==== Entries supplied ====

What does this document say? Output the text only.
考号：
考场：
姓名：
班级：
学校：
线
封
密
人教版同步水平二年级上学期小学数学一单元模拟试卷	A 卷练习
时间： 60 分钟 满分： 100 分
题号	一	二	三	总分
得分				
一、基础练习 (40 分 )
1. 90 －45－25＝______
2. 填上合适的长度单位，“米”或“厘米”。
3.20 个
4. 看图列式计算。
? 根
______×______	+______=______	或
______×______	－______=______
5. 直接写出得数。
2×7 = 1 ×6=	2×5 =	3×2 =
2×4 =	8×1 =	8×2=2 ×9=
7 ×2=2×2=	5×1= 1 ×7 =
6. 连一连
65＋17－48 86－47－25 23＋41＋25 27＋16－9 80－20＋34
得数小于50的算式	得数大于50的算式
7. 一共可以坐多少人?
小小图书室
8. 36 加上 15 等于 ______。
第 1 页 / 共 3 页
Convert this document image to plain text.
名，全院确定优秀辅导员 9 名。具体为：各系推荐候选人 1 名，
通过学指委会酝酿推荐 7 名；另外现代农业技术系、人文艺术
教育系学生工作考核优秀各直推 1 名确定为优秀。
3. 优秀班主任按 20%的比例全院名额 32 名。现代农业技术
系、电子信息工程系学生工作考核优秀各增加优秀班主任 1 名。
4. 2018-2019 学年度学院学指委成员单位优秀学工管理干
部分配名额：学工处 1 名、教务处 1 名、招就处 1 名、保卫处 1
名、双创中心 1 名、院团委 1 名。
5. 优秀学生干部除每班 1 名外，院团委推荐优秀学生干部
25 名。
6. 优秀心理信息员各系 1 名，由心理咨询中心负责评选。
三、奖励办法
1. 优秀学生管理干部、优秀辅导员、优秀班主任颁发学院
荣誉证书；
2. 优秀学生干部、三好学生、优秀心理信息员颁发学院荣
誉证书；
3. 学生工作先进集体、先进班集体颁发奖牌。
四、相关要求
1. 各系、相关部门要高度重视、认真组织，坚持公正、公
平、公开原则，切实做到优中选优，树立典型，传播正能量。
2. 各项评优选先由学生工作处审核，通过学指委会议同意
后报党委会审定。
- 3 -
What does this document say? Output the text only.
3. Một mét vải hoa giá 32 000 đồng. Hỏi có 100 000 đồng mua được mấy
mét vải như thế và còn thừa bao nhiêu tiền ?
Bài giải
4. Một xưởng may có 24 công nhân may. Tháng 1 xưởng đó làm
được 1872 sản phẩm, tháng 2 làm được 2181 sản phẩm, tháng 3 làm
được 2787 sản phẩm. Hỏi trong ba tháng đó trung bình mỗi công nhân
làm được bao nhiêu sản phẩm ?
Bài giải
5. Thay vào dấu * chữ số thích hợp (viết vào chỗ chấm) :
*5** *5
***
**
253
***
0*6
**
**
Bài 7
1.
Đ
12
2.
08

====

**Task to complete**: Going through the data above, count the lines where the string "công" appears, and answer with only that number.

**Full solution**: 2